EXERCISE: List each line of the data that holds the string "JSON".

· · · ·

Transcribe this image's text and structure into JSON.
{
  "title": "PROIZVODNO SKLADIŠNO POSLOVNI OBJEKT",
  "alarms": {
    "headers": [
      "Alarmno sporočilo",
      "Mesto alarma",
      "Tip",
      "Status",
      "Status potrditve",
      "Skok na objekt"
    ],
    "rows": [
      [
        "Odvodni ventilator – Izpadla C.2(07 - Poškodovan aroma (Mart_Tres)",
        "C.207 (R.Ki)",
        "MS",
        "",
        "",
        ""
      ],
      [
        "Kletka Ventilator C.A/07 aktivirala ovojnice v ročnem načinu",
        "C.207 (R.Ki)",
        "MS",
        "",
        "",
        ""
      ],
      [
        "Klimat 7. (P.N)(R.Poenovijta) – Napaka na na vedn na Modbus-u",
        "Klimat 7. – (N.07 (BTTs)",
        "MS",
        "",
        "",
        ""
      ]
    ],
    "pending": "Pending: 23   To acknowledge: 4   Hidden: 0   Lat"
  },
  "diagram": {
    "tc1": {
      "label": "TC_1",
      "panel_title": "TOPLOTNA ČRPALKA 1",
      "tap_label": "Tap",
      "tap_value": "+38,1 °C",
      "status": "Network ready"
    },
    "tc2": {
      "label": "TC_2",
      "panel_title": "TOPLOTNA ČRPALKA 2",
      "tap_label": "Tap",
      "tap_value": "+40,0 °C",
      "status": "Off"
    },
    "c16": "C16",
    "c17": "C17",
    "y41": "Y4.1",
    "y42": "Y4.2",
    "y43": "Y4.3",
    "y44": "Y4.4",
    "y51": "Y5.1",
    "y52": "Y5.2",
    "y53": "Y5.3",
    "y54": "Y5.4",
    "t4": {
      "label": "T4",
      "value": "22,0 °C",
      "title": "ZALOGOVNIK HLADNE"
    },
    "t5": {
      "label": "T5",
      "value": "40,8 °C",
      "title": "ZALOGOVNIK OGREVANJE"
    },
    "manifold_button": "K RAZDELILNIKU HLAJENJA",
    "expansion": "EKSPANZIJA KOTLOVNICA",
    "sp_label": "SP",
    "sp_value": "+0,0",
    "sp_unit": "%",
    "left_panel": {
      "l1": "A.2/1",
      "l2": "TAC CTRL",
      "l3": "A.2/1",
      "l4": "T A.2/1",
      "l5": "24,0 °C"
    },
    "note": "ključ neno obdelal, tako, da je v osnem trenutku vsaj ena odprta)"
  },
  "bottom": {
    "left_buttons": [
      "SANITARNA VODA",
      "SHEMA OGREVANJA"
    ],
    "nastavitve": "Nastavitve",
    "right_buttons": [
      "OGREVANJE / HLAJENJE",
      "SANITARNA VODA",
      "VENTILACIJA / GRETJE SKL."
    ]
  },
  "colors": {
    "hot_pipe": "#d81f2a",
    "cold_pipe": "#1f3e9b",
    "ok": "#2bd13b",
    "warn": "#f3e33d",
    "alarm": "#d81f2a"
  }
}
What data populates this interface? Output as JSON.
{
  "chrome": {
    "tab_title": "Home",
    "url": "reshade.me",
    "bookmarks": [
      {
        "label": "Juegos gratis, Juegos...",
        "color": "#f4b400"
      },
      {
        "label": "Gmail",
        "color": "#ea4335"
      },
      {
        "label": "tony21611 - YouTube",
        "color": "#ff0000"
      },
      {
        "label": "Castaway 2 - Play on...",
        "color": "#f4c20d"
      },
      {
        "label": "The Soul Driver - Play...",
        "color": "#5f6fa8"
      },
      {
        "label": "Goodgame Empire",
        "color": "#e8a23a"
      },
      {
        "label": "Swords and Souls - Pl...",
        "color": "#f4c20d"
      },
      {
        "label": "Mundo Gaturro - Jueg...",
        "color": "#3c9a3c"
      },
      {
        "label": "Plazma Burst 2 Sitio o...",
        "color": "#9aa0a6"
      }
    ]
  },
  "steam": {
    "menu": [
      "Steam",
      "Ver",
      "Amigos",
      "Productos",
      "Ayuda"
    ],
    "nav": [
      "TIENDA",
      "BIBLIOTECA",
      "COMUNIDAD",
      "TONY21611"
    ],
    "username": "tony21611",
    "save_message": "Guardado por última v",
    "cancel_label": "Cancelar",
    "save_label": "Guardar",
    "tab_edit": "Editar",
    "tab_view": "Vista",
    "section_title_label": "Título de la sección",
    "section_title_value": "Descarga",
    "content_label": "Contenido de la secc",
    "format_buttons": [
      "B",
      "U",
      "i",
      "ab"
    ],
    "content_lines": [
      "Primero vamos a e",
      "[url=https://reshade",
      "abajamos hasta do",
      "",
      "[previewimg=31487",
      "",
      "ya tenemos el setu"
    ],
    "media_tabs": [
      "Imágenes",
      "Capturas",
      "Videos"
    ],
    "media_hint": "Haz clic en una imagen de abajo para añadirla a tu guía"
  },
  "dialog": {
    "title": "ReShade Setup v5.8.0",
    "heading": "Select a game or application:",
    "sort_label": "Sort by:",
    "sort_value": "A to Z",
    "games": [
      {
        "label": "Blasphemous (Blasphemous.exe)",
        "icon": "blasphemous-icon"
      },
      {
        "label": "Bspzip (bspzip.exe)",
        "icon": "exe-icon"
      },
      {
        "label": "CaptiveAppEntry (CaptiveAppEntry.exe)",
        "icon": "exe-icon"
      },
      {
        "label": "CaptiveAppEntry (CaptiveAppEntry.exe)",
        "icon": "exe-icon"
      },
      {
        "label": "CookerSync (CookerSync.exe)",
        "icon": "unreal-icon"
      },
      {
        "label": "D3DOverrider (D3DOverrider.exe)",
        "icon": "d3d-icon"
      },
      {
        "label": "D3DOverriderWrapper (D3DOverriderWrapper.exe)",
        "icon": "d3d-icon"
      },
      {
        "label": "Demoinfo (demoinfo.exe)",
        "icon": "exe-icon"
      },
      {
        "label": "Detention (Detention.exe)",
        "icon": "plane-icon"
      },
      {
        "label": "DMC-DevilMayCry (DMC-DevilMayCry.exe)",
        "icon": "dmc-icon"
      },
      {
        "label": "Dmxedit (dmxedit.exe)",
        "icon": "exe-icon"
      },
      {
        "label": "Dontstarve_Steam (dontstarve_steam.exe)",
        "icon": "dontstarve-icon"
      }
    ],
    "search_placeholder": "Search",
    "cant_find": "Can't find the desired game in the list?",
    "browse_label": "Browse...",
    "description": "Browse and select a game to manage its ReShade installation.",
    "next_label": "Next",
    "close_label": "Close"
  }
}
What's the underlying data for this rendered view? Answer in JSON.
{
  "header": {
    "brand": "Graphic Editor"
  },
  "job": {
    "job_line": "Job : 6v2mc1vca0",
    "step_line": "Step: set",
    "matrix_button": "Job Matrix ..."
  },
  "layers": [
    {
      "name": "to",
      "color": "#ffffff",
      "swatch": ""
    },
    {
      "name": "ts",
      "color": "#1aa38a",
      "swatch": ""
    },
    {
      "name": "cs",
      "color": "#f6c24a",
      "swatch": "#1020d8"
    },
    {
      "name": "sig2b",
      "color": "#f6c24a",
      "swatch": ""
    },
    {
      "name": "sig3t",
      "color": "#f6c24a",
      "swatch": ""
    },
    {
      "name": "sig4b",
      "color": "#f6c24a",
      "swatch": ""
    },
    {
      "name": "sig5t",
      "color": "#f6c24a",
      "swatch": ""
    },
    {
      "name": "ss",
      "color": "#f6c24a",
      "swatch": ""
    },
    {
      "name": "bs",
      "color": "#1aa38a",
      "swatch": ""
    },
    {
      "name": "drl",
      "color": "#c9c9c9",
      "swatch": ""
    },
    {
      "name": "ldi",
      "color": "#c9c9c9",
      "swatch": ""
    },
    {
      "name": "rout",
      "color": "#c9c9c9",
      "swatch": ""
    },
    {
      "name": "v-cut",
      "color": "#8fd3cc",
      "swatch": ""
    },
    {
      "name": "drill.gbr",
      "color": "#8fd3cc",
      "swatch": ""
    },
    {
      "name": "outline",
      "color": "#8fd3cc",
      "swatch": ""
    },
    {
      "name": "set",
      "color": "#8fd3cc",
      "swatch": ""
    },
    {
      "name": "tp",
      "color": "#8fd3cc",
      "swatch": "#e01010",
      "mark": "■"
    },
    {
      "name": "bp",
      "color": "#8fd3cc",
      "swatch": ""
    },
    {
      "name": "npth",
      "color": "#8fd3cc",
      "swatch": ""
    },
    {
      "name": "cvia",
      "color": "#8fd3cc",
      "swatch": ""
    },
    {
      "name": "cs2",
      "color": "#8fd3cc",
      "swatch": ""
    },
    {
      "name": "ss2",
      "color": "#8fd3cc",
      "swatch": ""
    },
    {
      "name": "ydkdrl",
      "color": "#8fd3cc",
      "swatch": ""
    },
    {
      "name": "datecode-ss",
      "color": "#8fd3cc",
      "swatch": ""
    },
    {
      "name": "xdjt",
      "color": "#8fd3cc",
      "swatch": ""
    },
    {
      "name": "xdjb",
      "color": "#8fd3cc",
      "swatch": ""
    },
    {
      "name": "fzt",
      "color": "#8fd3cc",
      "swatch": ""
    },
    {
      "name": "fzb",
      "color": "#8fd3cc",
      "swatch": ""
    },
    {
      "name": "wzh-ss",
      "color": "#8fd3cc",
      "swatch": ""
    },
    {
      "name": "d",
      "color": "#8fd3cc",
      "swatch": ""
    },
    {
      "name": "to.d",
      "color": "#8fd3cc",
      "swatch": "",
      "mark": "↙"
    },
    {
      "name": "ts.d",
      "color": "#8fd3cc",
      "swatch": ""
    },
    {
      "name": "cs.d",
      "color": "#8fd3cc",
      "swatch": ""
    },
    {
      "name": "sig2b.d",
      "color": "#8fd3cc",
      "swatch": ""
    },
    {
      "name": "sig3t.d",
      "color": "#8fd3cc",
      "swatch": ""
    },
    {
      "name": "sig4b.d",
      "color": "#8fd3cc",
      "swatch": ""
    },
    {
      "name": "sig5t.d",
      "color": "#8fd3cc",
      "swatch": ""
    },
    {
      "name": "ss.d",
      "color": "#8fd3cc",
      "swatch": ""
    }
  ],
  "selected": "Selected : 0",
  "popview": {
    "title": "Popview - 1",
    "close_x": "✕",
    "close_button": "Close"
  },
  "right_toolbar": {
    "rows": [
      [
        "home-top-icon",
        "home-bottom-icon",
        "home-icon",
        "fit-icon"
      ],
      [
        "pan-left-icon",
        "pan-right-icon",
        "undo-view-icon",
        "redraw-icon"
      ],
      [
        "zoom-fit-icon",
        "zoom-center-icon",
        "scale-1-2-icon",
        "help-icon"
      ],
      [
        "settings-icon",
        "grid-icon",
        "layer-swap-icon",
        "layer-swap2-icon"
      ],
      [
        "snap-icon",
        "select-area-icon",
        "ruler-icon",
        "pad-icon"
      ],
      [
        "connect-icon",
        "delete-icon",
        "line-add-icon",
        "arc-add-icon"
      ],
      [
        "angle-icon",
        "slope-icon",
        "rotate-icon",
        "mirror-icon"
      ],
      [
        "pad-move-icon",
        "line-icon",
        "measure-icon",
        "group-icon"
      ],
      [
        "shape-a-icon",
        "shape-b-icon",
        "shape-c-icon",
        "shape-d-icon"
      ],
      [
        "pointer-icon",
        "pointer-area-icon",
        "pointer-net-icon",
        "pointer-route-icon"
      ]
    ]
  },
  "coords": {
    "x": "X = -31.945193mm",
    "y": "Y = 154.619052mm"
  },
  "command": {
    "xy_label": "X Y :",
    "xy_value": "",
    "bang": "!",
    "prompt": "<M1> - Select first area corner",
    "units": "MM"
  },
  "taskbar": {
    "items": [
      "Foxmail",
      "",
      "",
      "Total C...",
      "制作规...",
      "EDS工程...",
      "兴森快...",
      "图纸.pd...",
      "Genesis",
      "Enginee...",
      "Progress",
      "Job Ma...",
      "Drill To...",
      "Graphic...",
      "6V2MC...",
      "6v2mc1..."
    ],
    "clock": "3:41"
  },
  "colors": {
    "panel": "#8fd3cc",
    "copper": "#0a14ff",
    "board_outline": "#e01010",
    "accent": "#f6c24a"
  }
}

· · · ·

FINAL ANSWER:
Transcribe this image's text and structure into JSON.
What data populates this interface? Output as JSON.
What's the underlying data for this rendered view? Answer in JSON.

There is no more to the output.